> **SET PROBLEM**
Identify the lines holding "耐衝撃性" and copy them.

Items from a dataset
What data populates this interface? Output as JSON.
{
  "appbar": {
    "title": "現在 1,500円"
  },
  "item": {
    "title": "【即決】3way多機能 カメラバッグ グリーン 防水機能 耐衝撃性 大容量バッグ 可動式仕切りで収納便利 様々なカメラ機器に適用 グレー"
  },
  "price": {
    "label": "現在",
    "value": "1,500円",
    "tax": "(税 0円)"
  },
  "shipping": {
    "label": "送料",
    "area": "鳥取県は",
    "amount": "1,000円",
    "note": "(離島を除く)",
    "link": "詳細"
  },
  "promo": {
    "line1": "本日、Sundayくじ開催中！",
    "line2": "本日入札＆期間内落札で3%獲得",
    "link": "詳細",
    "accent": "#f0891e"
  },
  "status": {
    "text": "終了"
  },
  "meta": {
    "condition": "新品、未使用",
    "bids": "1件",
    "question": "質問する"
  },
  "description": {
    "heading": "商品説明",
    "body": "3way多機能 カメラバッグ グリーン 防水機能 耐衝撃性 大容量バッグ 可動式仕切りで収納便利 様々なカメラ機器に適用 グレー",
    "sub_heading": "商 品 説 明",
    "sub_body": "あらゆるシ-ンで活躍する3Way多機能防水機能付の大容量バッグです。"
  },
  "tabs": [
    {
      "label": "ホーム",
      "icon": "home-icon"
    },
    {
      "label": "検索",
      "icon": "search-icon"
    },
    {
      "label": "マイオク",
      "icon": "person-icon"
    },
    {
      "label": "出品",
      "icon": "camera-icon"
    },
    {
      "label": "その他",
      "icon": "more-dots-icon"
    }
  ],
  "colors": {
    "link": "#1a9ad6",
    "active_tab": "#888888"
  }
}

> **FULL OUTPUT**
    "title": "【即決】3way多機能 カメラバッグ グリーン 防水機能 耐衝撃性 大容量バッグ 可動式仕切りで収納便利 様々なカメラ機器に適用 グレー"
    "body": "3way多機能 カメラバッグ グリーン 防水機能 耐衝撃性 大容量バッグ 可動式仕切りで収納便利 様々なカメラ機器に適用 グレー",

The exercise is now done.